*GIVEN TASK*: Extract the listing word for word, from its very first line down to and including the line that contains "transverse-cylinder-figure <box>19 346".

*DATA ROWS*:
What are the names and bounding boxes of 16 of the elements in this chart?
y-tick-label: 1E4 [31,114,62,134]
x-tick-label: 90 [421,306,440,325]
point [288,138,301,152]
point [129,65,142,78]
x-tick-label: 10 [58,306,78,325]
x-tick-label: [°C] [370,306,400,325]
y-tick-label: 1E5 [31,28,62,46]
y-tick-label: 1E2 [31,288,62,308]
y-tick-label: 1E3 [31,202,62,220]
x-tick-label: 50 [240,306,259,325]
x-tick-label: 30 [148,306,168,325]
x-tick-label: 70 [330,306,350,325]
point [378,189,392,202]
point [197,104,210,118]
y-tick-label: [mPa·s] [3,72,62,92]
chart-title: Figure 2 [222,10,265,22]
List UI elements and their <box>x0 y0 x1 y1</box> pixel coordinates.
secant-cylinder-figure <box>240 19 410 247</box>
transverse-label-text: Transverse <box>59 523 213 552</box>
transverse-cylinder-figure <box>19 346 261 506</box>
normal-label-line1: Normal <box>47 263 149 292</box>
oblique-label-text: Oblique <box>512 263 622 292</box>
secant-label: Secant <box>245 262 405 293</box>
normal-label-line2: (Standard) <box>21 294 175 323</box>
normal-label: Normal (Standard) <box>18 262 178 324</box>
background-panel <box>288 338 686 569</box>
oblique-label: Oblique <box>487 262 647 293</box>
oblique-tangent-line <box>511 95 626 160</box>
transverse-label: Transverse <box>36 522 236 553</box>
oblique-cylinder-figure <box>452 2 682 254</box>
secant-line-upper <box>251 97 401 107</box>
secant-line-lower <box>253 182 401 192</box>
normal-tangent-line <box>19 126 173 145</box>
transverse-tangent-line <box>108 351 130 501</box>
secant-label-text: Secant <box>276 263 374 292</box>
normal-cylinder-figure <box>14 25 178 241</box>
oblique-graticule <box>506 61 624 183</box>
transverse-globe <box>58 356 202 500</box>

*EXERCISE ANSWER*:
What are the names and bounding boxes of 16 of the elements in this chart?
y-tick-label: 1E4 [31,114,62,134]
x-tick-label: 90 [421,306,440,325]
point [288,138,301,152]
point [129,65,142,78]
x-tick-label: 10 [58,306,78,325]
x-tick-label: [°C] [370,306,400,325]
y-tick-label: 1E5 [31,28,62,46]
y-tick-label: 1E2 [31,288,62,308]
y-tick-label: 1E3 [31,202,62,220]
x-tick-label: 50 [240,306,259,325]
x-tick-label: 30 [148,306,168,325]
x-tick-label: 70 [330,306,350,325]
point [378,189,392,202]
point [197,104,210,118]
y-tick-label: [mPa·s] [3,72,62,92]
chart-title: Figure 2 [222,10,265,22]
List UI elements and their <box>x0 y0 x1 y1</box> pixel coordinates.
secant-cylinder-figure <box>240 19 410 247</box>
transverse-label-text: Transverse <box>59 523 213 552</box>
transverse-cylinder-figure <box>19 346 261 506</box>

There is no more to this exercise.